━━━ Data provided ━━━
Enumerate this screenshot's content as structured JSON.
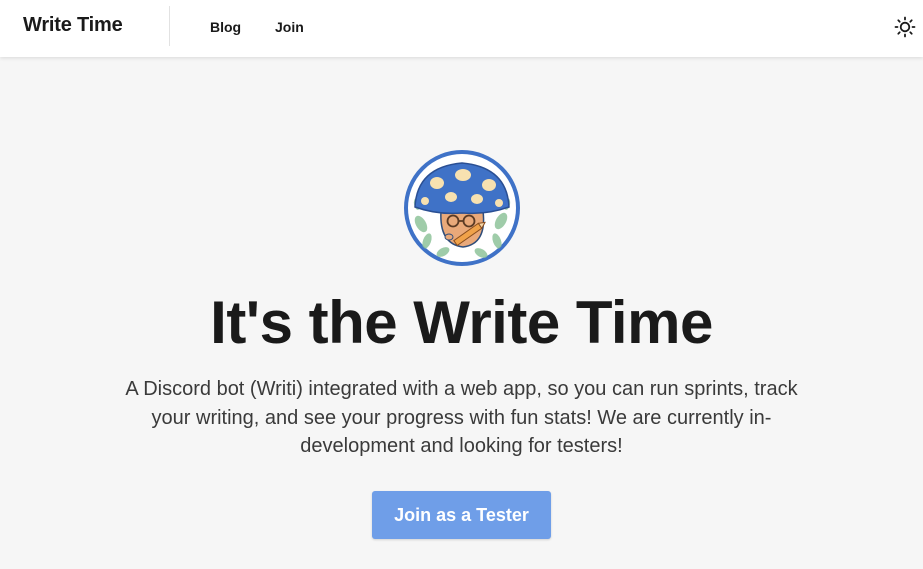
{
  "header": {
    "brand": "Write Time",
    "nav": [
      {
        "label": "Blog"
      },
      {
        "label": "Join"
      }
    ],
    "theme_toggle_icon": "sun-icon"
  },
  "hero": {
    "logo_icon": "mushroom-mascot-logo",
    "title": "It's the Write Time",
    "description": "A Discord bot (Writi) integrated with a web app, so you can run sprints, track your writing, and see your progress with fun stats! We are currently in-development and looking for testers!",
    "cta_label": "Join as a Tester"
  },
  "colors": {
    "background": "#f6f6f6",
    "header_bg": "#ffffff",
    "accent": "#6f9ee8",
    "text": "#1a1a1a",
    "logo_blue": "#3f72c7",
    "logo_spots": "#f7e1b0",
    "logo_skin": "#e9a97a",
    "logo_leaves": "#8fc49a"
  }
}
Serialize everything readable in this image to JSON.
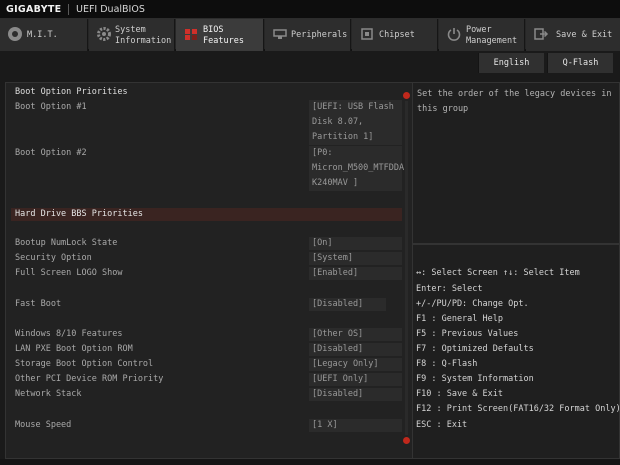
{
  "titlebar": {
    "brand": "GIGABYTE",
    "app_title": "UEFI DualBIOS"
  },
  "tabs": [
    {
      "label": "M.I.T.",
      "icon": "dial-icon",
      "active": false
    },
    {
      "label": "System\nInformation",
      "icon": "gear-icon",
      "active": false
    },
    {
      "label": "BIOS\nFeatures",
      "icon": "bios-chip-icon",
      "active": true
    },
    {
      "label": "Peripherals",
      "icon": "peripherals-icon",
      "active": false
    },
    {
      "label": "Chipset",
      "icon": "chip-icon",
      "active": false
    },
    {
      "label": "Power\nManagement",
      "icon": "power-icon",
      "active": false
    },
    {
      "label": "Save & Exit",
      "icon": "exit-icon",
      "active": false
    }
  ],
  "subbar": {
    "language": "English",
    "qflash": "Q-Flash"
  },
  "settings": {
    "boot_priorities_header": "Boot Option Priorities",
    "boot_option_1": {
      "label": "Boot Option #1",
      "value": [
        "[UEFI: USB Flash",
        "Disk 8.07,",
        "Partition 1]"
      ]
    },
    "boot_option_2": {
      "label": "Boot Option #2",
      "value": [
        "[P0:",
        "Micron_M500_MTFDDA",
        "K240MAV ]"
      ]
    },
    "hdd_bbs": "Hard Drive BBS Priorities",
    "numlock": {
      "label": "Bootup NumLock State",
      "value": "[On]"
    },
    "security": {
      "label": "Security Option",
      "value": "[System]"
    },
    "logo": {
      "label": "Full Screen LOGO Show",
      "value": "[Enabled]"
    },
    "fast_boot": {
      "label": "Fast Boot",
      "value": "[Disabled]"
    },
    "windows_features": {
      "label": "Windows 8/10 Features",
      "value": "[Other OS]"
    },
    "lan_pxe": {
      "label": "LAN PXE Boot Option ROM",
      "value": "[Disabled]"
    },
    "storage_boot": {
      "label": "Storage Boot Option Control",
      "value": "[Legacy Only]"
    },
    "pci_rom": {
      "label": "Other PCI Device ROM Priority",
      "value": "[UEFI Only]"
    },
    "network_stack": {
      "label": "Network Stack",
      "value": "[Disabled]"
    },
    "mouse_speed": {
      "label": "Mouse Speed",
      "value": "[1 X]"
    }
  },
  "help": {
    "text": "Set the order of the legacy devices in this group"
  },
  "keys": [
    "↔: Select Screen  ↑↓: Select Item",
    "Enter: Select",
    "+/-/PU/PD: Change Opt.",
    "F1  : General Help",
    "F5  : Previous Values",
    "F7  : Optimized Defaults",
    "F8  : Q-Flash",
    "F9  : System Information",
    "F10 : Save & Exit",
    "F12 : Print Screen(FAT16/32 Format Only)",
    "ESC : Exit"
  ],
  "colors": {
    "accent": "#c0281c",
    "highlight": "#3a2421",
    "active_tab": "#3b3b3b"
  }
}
━━━
━━━ Data provided ━━━
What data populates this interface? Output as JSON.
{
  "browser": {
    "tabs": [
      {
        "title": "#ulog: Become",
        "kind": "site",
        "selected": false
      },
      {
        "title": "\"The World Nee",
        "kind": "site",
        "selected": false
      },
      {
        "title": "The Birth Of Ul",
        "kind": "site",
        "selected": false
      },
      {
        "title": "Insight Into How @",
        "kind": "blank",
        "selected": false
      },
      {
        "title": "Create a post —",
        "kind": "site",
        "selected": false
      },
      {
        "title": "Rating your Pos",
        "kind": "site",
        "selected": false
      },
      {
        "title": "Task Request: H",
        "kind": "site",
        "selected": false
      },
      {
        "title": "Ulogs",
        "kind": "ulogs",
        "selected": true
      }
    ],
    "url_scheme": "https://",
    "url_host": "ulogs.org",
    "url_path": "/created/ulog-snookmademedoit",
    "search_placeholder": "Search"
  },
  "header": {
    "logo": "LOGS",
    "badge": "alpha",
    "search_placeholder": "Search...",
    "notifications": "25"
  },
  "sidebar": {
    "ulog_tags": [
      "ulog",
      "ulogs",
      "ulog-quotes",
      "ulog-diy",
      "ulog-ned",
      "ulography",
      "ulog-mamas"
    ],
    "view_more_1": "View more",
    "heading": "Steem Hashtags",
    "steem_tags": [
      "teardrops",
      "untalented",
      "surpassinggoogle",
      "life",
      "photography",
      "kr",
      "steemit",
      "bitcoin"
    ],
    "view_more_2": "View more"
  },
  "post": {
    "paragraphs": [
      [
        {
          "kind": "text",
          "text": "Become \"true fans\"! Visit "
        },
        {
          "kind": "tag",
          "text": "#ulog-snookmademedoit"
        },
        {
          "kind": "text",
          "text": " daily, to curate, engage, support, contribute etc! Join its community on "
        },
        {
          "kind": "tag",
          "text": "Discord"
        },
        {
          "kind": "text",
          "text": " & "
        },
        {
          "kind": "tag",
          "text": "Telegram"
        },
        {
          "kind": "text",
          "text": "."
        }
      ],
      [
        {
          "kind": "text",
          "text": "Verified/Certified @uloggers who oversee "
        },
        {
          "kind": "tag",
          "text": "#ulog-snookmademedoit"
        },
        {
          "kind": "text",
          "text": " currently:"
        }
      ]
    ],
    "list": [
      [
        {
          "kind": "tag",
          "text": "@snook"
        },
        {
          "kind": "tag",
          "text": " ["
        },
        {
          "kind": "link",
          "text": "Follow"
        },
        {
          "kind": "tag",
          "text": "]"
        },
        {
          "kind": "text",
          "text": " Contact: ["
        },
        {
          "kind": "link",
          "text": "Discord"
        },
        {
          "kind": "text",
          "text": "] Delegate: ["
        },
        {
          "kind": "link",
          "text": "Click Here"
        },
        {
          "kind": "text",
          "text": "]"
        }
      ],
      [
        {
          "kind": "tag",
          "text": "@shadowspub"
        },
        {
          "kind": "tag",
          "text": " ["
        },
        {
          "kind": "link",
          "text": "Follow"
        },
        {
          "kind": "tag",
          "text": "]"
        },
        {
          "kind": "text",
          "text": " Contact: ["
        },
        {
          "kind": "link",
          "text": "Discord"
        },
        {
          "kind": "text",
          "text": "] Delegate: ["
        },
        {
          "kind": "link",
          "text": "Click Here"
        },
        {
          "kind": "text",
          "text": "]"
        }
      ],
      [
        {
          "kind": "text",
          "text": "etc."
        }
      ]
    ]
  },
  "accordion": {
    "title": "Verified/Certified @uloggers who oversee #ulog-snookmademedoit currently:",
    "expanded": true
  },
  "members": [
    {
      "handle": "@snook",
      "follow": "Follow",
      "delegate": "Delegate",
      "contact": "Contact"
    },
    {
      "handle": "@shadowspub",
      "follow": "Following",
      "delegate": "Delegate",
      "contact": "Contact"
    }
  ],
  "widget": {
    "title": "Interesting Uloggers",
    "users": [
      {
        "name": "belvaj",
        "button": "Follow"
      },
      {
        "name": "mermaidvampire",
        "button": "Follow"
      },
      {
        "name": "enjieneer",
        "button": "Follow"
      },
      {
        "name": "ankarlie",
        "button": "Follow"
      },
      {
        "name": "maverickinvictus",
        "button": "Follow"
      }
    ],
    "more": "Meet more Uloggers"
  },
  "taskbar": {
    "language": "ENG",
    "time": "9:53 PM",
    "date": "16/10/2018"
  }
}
━━━
Copy out all lines above that include the string "your".

    "description": "A Discord bot (Writi) integrated with a web app, so you can run sprints, track your writing, and see your progress with fun stats! We are currently in-development and looking for testers!",
        "title": "Rating your Pos",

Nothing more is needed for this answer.